Your task:
Reproduce the material in full, exactly as written.

Data section:
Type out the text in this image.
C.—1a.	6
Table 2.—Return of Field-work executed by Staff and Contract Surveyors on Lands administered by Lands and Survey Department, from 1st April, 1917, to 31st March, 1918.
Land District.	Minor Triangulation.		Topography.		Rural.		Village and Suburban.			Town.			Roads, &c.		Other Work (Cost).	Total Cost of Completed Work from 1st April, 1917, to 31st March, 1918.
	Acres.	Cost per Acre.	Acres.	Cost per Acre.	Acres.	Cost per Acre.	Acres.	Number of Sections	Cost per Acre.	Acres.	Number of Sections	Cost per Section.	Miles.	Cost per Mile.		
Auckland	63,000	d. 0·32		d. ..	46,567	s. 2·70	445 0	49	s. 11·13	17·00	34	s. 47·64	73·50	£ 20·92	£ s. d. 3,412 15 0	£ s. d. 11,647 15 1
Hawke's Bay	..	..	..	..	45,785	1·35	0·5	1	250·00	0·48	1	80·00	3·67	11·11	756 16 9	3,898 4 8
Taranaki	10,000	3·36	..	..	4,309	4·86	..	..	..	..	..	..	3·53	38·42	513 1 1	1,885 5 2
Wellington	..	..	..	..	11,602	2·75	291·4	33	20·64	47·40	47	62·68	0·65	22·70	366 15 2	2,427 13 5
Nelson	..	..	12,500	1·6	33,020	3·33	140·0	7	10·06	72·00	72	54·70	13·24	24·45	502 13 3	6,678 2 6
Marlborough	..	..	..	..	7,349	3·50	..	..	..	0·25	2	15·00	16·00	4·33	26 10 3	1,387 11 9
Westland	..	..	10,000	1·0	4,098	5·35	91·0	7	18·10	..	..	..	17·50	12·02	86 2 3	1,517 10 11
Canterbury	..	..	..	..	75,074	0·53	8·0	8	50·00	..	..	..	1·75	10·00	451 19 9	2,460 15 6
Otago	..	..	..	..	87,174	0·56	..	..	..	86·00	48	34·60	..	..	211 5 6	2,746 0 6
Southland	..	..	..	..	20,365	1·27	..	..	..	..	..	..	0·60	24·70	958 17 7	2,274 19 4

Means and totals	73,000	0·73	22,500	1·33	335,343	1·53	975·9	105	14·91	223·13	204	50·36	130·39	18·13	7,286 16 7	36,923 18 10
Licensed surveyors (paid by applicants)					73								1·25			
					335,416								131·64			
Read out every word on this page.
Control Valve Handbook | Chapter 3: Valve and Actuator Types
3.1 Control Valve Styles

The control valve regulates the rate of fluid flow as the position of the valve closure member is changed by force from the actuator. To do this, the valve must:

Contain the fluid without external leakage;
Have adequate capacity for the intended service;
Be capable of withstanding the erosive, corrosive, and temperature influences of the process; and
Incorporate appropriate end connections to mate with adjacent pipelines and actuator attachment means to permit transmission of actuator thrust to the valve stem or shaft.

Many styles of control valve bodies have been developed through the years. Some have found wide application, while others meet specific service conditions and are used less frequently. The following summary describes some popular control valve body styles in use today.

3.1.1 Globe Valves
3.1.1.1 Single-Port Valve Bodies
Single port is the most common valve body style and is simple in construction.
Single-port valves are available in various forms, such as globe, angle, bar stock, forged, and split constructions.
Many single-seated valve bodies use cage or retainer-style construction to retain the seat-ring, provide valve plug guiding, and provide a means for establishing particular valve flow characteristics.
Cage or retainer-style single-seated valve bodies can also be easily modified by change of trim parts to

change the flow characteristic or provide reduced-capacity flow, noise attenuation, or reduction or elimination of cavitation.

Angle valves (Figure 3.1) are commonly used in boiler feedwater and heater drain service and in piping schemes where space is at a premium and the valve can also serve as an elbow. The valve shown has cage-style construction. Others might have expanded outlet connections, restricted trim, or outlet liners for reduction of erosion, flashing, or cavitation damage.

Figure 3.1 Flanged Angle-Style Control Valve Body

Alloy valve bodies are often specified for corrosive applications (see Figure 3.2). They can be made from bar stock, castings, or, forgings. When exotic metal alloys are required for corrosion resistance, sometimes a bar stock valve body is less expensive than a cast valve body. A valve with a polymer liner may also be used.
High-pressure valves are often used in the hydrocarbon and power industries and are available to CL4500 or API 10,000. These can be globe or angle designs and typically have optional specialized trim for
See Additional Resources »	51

Final result:
Type out the text in this image.
C.—1a.	6
Table 2.—Return of Field-work executed by Staff and Contract Surveyors on Lands administered by Lands and Survey Department, from 1st April, 1917, to 31st March, 1918.
Land District.	Minor Triangulation.		Topography.		Rural.		Village and Suburban.			Town.			Roads, &c.		Other Work (Cost).	Total Cost of Completed Work from 1st April, 1917, to 31st March, 1918.
	Acres.	Cost per Acre.	Acres.	Cost per Acre.	Acres.	Cost per Acre.	Acres.	Number of Sections	Cost per Acre.	Acres.	Number of Sections	Cost per Section.	Miles.	Cost per Mile.		
Auckland	63,000	d. 0·32		d. ..	46,567	s. 2·70	445 0	49	s. 11·13	17·00	34	s. 47·64	73·50	£ 20·92	£ s. d. 3,412 15 0	£ s. d. 11,647 15 1
Hawke's Bay	..	..	..	..	45,785	1·35	0·5	1	250·00	0·48	1	80·00	3·67	11·11	756 16 9	3,898 4 8
Taranaki	10,000	3·36	..	..	4,309	4·86	..	..	..	..	..	..	3·53	38·42	513 1 1	1,885 5 2
Wellington	..	..	..	..	11,602	2·75	291·4	33	20·64	47·40	47	62·68	0·65	22·70	366 15 2	2,427 13 5
Nelson	..	..	12,500	1·6	33,020	3·33	140·0	7	10·06	72·00	72	54·70	13·24	24·45	502 13 3	6,678 2 6
Marlborough	..	..	..	..	7,349	3·50	..	..	..	0·25	2	15·00	16·00	4·33	26 10 3	1,387 11 9
Westland	..	..	10,000	1·0	4,098	5·35	91·0	7	18·10	..	..	..	17·50	12·02	86 2 3	1,517 10 11
Canterbury	..	..	..	..	75,074	0·53	8·0	8	50·00	..	..	..	1·75	10·00	451 19 9	2,460 15 6
Otago	..	..	..	..	87,174	0·56	..	..	..	86·00	48	34·60	..	..	211 5 6	2,746 0 6
Southland	..	..	..	..	20,365	1·27	..	..	..	..	..	..	0·60	24·70	958 17 7	2,274 19 4

Means and totals	73,000	0·73	22,500	1·33	335,343	1·53	975·9	105	14·91	223·13	204	50·36	130·39	18·13	7,286 16 7	36,923 18 10
Licensed surveyors (paid by applicants)					73								1·25			
					335,416								131·64			
Read out every word on this page.
Control Valve Handbook | Chapter 3: Valve and Actuator Types
3.1 Control Valve Styles

The control valve regulates the rate of fluid flow as the position of the valve closure member is changed by force from the actuator. To do this, the valve must:

Contain the fluid without external leakage;
Have adequate capacity for the intended service;
Be capable of withstanding the erosive, corrosive, and temperature influences of the process; and
Incorporate appropriate end connections to mate with adjacent pipelines and actuator attachment means to permit transmission of actuator thrust to the valve stem or shaft.

Many styles of control valve bodies have been developed through the years. Some have found wide application, while others meet specific service conditions and are used less frequently. The following summary describes some popular control valve body styles in use today.

3.1.1 Globe Valves
3.1.1.1 Single-Port Valve Bodies
Single port is the most common valve body style and is simple in construction.
Single-port valves are available in various forms, such as globe, angle, bar stock, forged, and split constructions.
Many single-seated valve bodies use cage or retainer-style construction to retain the seat-ring, provide valve plug guiding, and provide a means for establishing particular valve flow characteristics.
Cage or retainer-style single-seated valve bodies can also be easily modified by change of trim parts to

change the flow characteristic or provide reduced-capacity flow, noise attenuation, or reduction or elimination of cavitation.

Angle valves (Figure 3.1) are commonly used in boiler feedwater and heater drain service and in piping schemes where space is at a premium and the valve can also serve as an elbow. The valve shown has cage-style construction. Others might have expanded outlet connections, restricted trim, or outlet liners for reduction of erosion, flashing, or cavitation damage.

Figure 3.1 Flanged Angle-Style Control Valve Body

Alloy valve bodies are often specified for corrosive applications (see Figure 3.2). They can be made from bar stock, castings, or, forgings. When exotic metal alloys are required for corrosion resistance, sometimes a bar stock valve body is less expensive than a cast valve body. A valve with a polymer liner may also be used.
High-pressure valves are often used in the hydrocarbon and power industries and are available to CL4500 or API 10,000. These can be globe or angle designs and typically have optional specialized trim for
See Additional Resources »	51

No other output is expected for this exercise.